Go through the material below and count the lines with the string "color"; the number is the whole answer.

Entries with figure data:
[Start]

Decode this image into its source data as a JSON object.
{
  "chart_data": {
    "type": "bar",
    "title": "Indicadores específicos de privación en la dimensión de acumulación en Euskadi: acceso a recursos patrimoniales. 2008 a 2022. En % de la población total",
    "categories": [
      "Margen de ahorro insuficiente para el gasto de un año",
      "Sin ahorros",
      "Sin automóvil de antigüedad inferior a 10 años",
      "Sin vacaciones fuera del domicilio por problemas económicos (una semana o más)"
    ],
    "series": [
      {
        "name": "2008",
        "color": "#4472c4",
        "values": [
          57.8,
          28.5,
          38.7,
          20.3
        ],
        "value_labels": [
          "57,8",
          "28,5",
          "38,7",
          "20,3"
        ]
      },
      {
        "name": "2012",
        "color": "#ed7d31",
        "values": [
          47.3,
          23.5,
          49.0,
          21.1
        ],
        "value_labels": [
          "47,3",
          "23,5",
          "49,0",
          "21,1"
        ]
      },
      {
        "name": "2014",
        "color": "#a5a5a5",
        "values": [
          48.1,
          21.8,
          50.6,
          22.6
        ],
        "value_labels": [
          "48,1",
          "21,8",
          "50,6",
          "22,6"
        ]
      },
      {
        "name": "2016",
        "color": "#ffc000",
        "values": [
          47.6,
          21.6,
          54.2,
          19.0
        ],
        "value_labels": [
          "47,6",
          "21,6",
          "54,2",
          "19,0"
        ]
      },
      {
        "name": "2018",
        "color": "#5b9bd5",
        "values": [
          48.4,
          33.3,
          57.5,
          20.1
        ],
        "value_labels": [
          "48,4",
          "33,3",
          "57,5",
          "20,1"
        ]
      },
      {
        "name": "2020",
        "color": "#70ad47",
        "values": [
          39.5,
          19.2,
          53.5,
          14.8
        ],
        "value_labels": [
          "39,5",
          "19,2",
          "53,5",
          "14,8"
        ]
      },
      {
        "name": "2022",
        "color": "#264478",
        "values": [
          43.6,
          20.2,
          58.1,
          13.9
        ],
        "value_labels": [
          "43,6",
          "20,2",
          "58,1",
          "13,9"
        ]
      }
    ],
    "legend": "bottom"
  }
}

[End]

▸ **EXERCISE ANSWER**
7